§ Written instruction
Can you edit the records below so that every "Hochrechnung" becomes "Prognose" and everything else stays unchanged?

§ Supplied data
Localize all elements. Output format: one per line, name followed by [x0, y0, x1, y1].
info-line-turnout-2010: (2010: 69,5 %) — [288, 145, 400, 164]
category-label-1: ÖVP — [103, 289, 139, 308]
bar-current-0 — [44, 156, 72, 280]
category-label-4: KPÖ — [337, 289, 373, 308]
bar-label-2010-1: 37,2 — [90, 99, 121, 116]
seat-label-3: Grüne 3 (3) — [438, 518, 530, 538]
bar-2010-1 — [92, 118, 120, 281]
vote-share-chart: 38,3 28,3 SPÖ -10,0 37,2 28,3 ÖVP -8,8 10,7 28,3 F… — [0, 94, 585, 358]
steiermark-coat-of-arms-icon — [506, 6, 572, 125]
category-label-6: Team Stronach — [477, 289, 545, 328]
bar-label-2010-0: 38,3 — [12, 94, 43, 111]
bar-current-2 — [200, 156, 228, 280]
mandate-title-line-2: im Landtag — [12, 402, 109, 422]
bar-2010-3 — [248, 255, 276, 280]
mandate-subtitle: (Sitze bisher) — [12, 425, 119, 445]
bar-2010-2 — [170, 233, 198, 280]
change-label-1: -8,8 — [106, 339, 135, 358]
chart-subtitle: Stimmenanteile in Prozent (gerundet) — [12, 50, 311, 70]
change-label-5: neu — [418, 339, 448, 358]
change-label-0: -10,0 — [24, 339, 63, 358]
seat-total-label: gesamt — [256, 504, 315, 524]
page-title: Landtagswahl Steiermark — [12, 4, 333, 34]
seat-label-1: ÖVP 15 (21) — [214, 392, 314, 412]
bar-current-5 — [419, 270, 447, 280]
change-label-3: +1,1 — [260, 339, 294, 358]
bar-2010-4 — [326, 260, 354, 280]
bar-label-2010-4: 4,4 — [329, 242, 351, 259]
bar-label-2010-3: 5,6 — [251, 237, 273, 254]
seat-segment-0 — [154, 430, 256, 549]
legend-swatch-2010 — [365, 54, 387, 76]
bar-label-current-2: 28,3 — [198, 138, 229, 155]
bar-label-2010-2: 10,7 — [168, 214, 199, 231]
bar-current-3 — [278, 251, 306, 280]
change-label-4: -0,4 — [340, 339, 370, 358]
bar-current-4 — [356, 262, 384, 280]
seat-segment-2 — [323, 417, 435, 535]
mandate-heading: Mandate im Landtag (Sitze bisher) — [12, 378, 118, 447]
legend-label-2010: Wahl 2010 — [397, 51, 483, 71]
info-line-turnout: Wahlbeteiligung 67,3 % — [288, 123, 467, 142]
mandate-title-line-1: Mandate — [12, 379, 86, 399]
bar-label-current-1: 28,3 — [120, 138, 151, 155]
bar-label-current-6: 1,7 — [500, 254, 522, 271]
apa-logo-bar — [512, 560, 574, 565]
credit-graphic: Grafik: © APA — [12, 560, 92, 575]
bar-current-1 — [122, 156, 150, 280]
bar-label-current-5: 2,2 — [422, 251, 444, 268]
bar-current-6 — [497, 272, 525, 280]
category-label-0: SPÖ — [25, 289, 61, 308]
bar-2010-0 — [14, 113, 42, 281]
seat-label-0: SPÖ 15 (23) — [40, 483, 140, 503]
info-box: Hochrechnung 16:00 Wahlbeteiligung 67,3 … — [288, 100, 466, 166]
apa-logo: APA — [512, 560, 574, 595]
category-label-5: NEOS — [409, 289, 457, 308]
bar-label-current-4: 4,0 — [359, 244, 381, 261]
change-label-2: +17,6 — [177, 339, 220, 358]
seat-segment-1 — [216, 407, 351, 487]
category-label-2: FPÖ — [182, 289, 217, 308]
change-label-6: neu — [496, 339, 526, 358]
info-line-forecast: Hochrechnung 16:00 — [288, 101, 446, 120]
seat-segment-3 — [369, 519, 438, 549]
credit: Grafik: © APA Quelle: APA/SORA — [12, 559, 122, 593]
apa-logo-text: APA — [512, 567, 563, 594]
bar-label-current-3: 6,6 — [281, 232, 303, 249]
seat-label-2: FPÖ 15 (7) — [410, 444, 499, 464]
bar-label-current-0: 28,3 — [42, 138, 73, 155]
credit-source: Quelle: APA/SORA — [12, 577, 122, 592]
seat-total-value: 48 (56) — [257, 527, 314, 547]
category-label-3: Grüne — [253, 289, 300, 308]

§ Task answer
Localize all elements. Output format: one per line, name followed by [x0, y0, x1, y1].
info-line-turnout-2010: (2010: 69,5 %) — [288, 145, 400, 164]
category-label-1: ÖVP — [103, 289, 139, 308]
bar-current-0 — [44, 156, 72, 280]
category-label-4: KPÖ — [337, 289, 373, 308]
bar-label-2010-1: 37,2 — [90, 99, 121, 116]
seat-label-3: Grüne 3 (3) — [438, 518, 530, 538]
bar-2010-1 — [92, 118, 120, 281]
vote-share-chart: 38,3 28,3 SPÖ -10,0 37,2 28,3 ÖVP -8,8 10,7 28,3 F… — [0, 94, 585, 358]
steiermark-coat-of-arms-icon — [506, 6, 572, 125]
category-label-6: Team Stronach — [477, 289, 545, 328]
bar-label-2010-0: 38,3 — [12, 94, 43, 111]
bar-current-2 — [200, 156, 228, 280]
mandate-title-line-2: im Landtag — [12, 402, 109, 422]
bar-2010-3 — [248, 255, 276, 280]
mandate-subtitle: (Sitze bisher) — [12, 425, 119, 445]
bar-2010-2 — [170, 233, 198, 280]
change-label-1: -8,8 — [106, 339, 135, 358]
chart-subtitle: Stimmenanteile in Prozent (gerundet) — [12, 50, 311, 70]
change-label-5: neu — [418, 339, 448, 358]
change-label-0: -10,0 — [24, 339, 63, 358]
seat-total-label: gesamt — [256, 504, 315, 524]
page-title: Landtagswahl Steiermark — [12, 4, 333, 34]
seat-label-1: ÖVP 15 (21) — [214, 392, 314, 412]
bar-current-5 — [419, 270, 447, 280]
change-label-3: +1,1 — [260, 339, 294, 358]
bar-2010-4 — [326, 260, 354, 280]
bar-label-2010-4: 4,4 — [329, 242, 351, 259]
bar-label-2010-3: 5,6 — [251, 237, 273, 254]
seat-segment-0 — [154, 430, 256, 549]
legend-swatch-2010 — [365, 54, 387, 76]
bar-label-current-2: 28,3 — [198, 138, 229, 155]
bar-label-2010-2: 10,7 — [168, 214, 199, 231]
bar-current-3 — [278, 251, 306, 280]
change-label-4: -0,4 — [340, 339, 370, 358]
bar-current-4 — [356, 262, 384, 280]
seat-segment-2 — [323, 417, 435, 535]
mandate-heading: Mandate im Landtag (Sitze bisher) — [12, 378, 118, 447]
legend-label-2010: Wahl 2010 — [397, 51, 483, 71]
info-line-turnout: Wahlbeteiligung 67,3 % — [288, 123, 467, 142]
mandate-title-line-1: Mandate — [12, 379, 86, 399]
bar-label-current-1: 28,3 — [120, 138, 151, 155]
bar-label-current-6: 1,7 — [500, 254, 522, 271]
apa-logo-bar — [512, 560, 574, 565]
credit-graphic: Grafik: © APA — [12, 560, 92, 575]
bar-current-1 — [122, 156, 150, 280]
bar-label-current-5: 2,2 — [422, 251, 444, 268]
bar-current-6 — [497, 272, 525, 280]
category-label-0: SPÖ — [25, 289, 61, 308]
bar-2010-0 — [14, 113, 42, 281]
seat-label-0: SPÖ 15 (23) — [40, 483, 140, 503]
info-box: Prognose 16:00 Wahlbeteiligung 67,3 … — [288, 100, 466, 166]
apa-logo: APA — [512, 560, 574, 595]
category-label-5: NEOS — [409, 289, 457, 308]
bar-label-current-4: 4,0 — [359, 244, 381, 261]
change-label-2: +17,6 — [177, 339, 220, 358]
seat-segment-1 — [216, 407, 351, 487]
category-label-2: FPÖ — [182, 289, 217, 308]
change-label-6: neu — [496, 339, 526, 358]
info-line-forecast: Prognose 16:00 — [288, 101, 446, 120]
seat-segment-3 — [369, 519, 438, 549]
credit: Grafik: © APA Quelle: APA/SORA — [12, 559, 122, 593]
apa-logo-text: APA — [512, 567, 563, 594]
bar-label-current-3: 6,6 — [281, 232, 303, 249]
seat-label-2: FPÖ 15 (7) — [410, 444, 499, 464]
bar-label-current-0: 28,3 — [42, 138, 73, 155]
credit-source: Quelle: APA/SORA — [12, 577, 122, 592]
seat-total-value: 48 (56) — [257, 527, 314, 547]
category-label-3: Grüne — [253, 289, 300, 308]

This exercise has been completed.